• What is required: Search the listing below for the string "value" and show each line that contains it.

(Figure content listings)
━━━━━━

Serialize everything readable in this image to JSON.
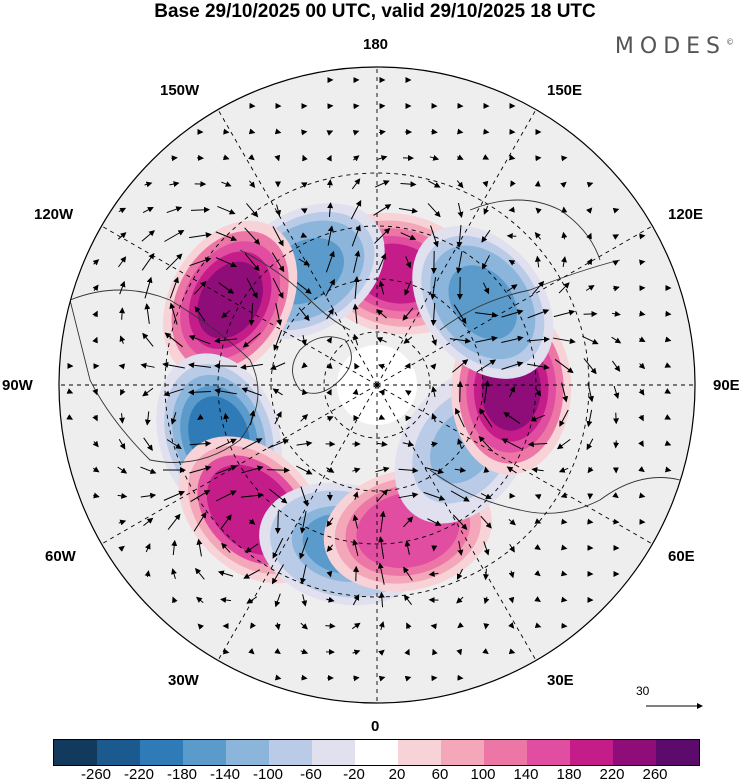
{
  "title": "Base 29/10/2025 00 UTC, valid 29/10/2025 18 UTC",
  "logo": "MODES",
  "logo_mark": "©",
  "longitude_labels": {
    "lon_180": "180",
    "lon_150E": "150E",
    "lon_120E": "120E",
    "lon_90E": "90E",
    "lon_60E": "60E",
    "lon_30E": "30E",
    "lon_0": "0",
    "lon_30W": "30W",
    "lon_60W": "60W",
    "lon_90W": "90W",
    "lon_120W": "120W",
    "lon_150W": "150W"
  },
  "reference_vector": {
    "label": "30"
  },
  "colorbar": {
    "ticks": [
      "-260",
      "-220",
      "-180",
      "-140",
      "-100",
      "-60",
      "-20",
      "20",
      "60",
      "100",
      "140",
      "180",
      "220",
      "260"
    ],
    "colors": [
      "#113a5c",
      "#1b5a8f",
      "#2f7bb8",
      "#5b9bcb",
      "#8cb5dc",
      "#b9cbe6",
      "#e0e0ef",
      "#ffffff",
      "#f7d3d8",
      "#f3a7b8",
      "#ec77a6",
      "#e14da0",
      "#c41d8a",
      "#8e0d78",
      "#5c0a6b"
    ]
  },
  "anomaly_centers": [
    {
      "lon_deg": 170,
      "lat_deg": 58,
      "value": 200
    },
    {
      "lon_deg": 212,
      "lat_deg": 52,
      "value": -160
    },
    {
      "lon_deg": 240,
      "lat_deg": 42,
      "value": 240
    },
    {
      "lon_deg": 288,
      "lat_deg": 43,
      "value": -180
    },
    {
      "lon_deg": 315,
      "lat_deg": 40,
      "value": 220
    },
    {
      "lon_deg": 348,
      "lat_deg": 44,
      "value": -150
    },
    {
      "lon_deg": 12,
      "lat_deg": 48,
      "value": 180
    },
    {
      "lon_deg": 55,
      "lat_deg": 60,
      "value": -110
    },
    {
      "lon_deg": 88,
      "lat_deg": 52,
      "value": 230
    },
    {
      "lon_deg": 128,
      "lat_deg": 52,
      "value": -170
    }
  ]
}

━━━━━━

• Correct response:
      "value": 200
      "value": -160
      "value": 240
      "value": -180
      "value": 220
      "value": -150
      "value": 180
      "value": -110
      "value": 230
      "value": -170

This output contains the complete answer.